Exercise requirements: Tally the lines in the listing below that contain "utilisé" and report the tally alone.

Records from a collection:

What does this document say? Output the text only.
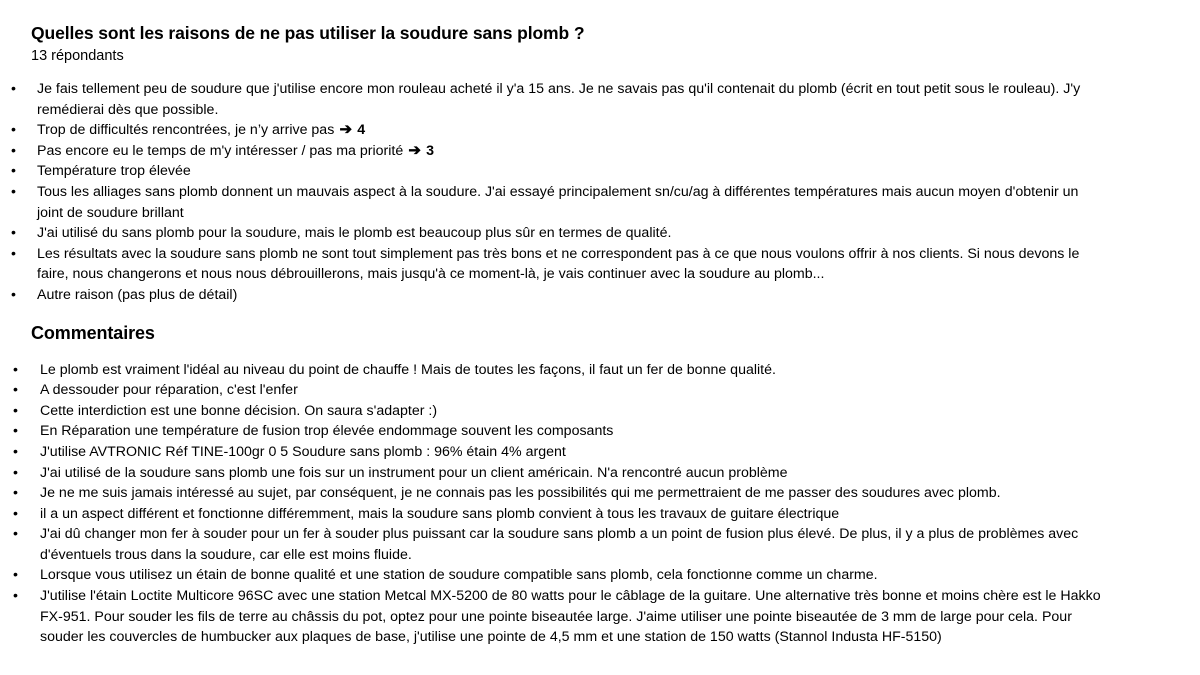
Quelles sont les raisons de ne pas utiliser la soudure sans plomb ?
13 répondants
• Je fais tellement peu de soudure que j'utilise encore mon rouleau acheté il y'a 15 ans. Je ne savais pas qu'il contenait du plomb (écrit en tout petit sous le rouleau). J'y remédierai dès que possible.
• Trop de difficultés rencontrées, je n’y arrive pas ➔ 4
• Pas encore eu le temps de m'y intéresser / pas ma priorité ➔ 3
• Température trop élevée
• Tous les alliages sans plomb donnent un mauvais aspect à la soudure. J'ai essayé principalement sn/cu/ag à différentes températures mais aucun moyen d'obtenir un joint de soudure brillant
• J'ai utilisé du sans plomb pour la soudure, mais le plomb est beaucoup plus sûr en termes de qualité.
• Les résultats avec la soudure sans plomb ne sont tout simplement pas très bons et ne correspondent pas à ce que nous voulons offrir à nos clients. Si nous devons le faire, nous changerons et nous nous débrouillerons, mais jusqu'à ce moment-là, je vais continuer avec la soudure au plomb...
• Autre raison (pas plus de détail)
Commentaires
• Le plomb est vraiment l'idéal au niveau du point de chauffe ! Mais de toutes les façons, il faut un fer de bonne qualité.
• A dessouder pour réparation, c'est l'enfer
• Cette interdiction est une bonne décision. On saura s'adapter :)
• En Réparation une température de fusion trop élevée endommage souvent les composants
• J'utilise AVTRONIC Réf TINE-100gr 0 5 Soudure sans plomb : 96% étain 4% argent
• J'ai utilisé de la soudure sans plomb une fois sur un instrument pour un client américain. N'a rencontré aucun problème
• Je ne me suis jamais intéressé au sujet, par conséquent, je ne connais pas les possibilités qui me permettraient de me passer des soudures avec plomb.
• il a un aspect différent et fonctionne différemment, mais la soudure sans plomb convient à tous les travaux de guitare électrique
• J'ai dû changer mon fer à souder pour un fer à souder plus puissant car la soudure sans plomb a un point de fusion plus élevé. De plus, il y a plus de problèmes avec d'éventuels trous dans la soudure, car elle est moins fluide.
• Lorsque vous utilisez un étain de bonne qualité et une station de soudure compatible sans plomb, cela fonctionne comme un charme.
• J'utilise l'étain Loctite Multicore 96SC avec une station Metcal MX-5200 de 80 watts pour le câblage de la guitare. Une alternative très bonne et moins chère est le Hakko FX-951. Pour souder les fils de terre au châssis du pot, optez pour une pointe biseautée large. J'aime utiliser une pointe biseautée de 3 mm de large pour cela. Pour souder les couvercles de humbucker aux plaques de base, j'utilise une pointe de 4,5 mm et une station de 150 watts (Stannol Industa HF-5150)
...
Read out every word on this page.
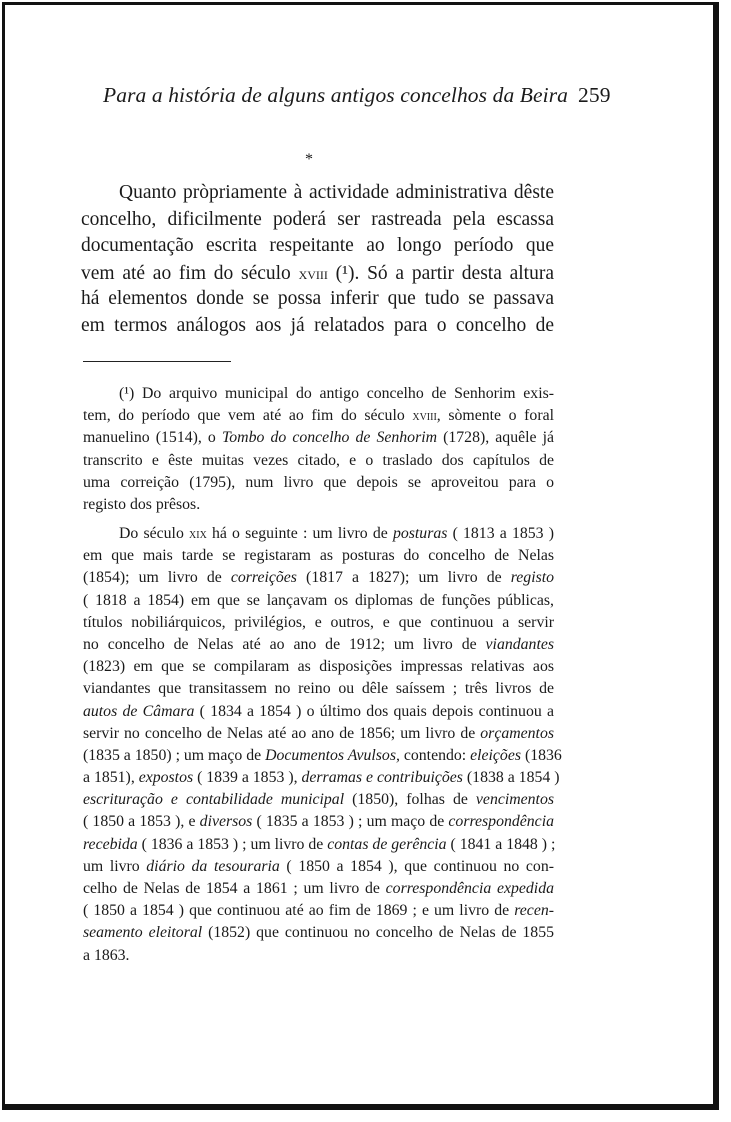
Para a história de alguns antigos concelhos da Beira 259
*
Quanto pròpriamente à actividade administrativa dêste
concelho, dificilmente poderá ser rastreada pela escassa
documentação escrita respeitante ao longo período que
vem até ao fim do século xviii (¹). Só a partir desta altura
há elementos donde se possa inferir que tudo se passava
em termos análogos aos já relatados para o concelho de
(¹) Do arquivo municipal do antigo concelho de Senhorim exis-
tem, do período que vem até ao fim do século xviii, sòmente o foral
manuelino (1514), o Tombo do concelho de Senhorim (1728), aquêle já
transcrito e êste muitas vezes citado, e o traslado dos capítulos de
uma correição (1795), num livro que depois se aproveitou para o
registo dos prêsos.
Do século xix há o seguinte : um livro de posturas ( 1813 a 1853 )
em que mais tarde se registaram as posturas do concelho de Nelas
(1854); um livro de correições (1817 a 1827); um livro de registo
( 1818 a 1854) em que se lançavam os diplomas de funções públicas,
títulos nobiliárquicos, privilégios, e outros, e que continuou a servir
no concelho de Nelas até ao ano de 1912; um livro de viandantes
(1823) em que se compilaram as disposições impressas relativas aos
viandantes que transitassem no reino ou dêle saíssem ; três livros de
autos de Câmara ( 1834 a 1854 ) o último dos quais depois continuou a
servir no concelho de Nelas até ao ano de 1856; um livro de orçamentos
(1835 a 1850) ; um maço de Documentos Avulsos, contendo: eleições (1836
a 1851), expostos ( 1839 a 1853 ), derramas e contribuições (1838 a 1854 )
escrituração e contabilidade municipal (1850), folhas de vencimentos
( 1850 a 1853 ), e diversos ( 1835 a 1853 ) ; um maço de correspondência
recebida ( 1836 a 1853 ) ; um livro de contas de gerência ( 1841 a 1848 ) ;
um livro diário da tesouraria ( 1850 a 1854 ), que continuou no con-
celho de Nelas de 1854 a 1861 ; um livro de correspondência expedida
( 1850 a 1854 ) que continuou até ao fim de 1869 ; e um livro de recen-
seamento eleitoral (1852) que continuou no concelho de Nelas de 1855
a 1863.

Full answer: 2